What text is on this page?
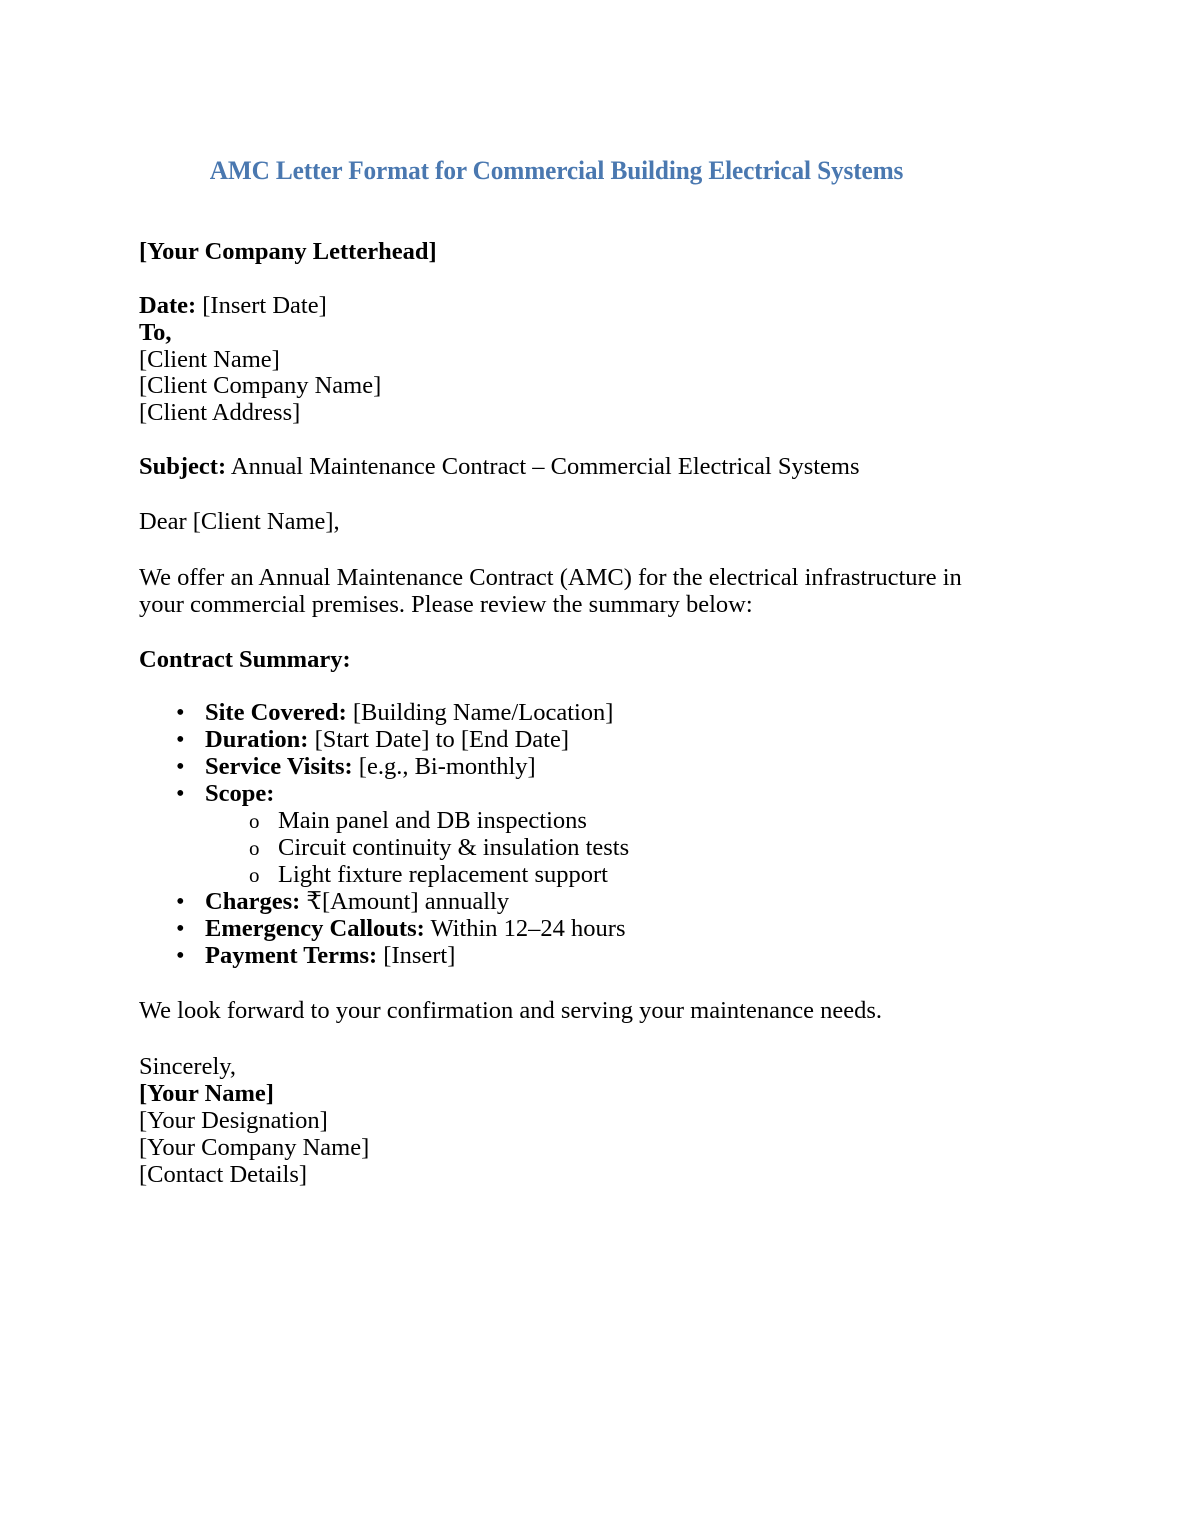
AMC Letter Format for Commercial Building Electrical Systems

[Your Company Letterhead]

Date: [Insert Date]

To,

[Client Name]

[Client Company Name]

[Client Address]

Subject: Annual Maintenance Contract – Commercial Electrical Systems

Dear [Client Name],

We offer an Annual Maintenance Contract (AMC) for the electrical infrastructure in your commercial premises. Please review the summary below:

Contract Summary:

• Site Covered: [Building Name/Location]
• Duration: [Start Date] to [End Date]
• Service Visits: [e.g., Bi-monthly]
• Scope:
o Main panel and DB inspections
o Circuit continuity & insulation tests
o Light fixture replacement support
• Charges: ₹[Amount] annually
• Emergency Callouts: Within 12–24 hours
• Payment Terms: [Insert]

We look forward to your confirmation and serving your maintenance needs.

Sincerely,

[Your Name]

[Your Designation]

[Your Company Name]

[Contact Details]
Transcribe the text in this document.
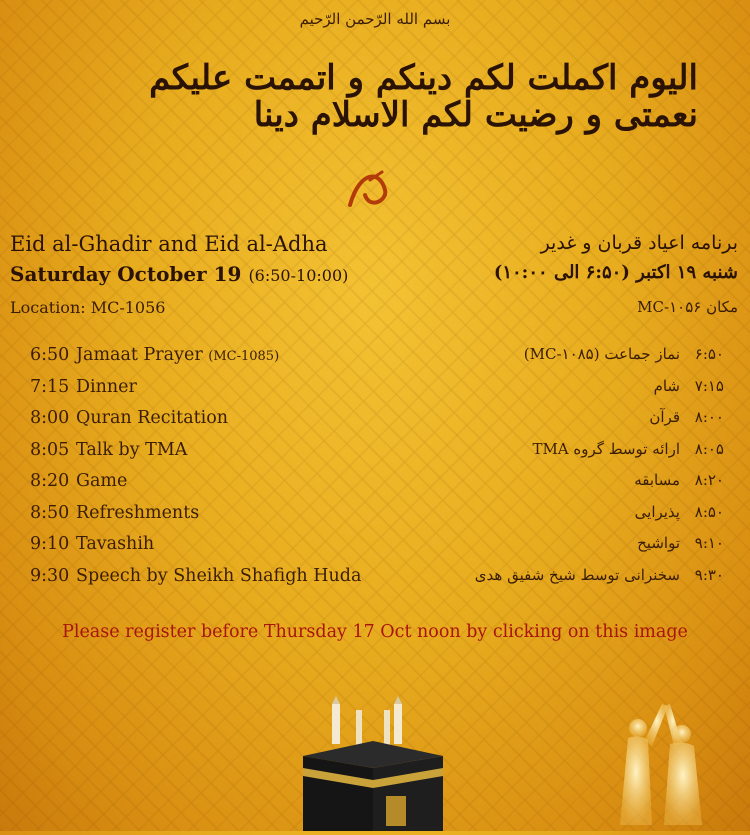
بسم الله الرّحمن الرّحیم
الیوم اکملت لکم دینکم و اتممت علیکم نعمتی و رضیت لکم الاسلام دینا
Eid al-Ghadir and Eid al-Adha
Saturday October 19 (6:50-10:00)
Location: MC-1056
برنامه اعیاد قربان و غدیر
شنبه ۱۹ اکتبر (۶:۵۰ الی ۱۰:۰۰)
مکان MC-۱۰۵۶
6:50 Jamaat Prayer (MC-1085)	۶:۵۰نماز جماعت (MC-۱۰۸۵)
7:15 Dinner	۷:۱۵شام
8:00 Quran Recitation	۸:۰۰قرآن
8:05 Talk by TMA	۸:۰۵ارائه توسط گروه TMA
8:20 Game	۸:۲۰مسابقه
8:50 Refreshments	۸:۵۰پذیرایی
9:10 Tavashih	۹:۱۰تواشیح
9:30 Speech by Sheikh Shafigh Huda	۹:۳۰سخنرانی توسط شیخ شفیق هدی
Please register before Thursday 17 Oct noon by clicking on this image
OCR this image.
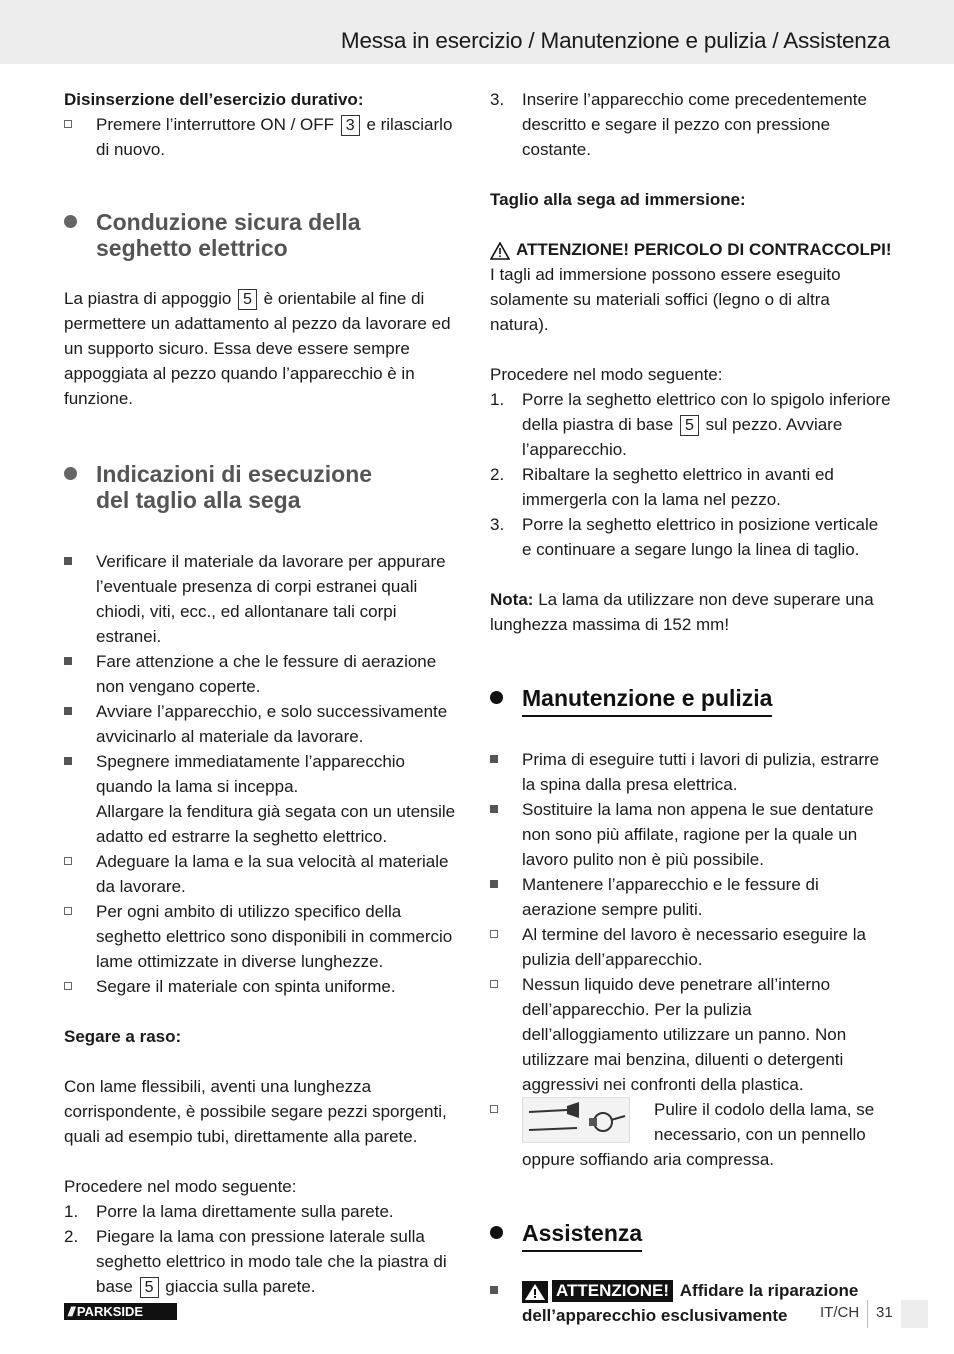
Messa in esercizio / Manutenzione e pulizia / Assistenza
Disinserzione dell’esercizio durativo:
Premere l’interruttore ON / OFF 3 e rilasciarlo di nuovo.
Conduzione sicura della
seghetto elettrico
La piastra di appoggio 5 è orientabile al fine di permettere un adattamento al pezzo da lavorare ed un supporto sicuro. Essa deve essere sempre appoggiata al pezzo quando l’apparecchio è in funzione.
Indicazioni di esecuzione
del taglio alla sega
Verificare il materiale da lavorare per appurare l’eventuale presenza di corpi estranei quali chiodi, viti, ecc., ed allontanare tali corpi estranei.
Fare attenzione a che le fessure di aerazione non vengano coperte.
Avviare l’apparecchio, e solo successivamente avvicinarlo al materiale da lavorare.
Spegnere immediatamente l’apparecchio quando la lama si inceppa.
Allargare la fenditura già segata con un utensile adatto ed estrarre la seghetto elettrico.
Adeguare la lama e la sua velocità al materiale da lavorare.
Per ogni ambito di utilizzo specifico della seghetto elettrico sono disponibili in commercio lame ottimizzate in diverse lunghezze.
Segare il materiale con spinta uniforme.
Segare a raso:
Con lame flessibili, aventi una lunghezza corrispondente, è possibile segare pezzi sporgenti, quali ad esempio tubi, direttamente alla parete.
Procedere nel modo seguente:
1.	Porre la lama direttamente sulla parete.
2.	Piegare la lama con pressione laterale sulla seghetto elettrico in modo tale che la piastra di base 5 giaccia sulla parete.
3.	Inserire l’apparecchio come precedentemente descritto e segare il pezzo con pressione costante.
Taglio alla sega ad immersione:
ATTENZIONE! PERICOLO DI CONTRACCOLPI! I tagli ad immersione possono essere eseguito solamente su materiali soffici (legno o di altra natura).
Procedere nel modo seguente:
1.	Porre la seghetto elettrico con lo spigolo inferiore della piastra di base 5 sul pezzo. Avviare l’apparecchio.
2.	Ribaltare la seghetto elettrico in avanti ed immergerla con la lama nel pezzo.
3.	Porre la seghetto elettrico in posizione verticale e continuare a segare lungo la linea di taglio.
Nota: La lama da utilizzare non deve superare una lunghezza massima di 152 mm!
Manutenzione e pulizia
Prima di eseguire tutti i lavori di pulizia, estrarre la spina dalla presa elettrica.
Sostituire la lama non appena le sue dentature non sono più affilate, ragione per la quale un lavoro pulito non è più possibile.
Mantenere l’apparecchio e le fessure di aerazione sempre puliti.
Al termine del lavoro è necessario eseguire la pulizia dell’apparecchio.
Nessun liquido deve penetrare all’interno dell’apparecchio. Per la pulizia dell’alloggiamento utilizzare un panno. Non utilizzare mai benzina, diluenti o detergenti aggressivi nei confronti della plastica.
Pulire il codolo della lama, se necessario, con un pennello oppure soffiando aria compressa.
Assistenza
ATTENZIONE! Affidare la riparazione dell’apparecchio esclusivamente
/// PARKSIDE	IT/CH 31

■ ■ ■

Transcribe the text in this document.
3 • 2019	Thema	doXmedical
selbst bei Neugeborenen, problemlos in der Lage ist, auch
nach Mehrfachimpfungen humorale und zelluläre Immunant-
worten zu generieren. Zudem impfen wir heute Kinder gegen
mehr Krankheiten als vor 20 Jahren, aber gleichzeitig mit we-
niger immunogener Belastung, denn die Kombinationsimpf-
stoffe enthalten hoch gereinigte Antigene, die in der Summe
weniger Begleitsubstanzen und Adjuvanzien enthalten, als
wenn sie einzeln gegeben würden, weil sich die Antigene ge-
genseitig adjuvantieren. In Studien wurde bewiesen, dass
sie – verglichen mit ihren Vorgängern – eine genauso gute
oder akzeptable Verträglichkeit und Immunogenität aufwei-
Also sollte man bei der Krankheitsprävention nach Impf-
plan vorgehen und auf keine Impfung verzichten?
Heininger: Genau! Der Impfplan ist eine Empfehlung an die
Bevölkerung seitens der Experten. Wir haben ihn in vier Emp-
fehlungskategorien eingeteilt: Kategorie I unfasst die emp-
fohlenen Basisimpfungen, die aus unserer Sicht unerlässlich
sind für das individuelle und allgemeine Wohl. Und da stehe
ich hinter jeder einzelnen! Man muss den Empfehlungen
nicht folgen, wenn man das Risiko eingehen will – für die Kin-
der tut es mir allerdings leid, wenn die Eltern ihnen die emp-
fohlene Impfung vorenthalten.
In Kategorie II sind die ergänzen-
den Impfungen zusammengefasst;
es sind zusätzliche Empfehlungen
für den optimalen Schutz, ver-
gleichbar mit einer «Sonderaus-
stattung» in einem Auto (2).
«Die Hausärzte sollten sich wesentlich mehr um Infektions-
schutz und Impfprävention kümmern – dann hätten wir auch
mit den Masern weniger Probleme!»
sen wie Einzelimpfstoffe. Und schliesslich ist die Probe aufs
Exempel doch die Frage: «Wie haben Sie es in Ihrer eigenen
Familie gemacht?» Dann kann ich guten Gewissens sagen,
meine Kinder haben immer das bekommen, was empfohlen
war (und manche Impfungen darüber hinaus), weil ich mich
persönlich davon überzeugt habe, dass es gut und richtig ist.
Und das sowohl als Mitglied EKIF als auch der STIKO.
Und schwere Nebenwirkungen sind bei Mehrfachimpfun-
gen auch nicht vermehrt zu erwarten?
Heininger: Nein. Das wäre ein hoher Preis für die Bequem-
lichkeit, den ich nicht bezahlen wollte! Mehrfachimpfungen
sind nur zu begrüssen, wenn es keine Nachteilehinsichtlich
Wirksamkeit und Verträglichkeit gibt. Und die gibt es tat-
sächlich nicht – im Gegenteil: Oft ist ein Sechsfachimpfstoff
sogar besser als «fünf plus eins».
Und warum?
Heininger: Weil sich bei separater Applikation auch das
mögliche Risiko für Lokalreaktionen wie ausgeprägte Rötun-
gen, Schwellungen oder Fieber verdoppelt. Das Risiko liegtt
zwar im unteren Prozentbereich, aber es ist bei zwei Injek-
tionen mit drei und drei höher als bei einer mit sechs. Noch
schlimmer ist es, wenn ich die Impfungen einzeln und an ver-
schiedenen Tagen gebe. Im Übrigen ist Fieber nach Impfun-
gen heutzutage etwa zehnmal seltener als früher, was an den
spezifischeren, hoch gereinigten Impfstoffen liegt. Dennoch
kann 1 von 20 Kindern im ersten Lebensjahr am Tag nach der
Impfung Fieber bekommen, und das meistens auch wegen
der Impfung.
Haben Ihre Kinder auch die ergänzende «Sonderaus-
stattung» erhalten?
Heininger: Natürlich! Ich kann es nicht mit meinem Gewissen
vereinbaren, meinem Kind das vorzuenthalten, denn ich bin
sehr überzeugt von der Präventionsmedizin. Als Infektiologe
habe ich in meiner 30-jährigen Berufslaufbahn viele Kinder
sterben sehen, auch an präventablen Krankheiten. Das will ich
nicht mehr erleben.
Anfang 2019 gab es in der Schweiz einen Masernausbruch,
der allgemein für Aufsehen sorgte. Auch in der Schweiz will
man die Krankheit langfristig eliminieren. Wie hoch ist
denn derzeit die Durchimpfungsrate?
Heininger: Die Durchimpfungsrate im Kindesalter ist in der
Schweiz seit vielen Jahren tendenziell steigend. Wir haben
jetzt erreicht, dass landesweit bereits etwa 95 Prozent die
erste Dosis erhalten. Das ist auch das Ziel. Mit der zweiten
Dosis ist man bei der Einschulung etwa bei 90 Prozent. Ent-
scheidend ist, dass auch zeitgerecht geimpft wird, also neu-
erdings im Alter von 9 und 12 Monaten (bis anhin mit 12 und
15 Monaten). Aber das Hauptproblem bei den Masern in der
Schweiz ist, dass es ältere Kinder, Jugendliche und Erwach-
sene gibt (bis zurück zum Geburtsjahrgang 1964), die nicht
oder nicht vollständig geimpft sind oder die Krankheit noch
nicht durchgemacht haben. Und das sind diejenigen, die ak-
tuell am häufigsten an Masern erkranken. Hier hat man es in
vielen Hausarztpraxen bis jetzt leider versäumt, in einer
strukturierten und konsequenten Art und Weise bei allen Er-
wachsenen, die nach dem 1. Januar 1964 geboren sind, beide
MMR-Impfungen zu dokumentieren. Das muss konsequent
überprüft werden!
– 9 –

■ ■ ■

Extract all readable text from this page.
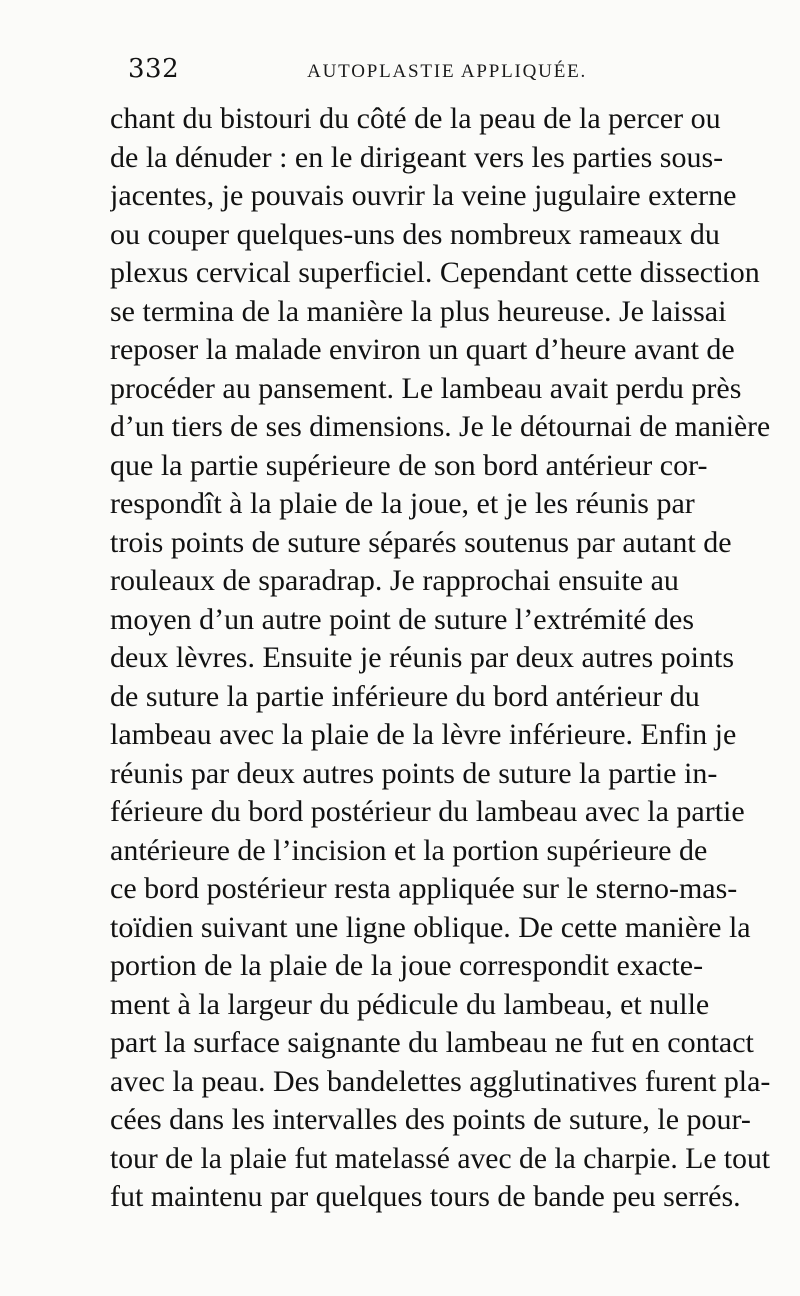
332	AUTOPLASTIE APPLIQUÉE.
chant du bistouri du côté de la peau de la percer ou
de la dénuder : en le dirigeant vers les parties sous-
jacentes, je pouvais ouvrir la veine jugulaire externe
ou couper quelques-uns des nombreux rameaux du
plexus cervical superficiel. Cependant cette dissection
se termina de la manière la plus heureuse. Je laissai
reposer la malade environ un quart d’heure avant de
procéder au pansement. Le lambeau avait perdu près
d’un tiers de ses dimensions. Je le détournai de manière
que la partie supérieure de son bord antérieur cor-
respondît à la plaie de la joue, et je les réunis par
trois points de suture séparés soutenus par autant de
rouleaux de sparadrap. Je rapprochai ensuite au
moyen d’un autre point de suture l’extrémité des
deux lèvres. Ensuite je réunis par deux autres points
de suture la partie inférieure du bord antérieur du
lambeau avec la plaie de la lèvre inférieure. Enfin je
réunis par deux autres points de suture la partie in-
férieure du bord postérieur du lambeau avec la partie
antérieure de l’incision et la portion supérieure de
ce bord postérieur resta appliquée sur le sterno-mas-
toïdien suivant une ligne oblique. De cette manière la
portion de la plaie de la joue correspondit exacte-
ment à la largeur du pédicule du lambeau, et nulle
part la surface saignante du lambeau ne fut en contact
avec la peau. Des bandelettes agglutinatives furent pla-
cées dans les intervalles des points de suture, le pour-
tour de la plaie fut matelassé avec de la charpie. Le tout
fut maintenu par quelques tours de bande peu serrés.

■ ■ ■

To do
Copy in full each line that holds the word "Verträglichkeit".

Exercise output
oder akzeptable Verträglichkeit und Immunogenität aufwei-
Wirksamkeit und Verträglichkeit gibt. Und die gibt es tat-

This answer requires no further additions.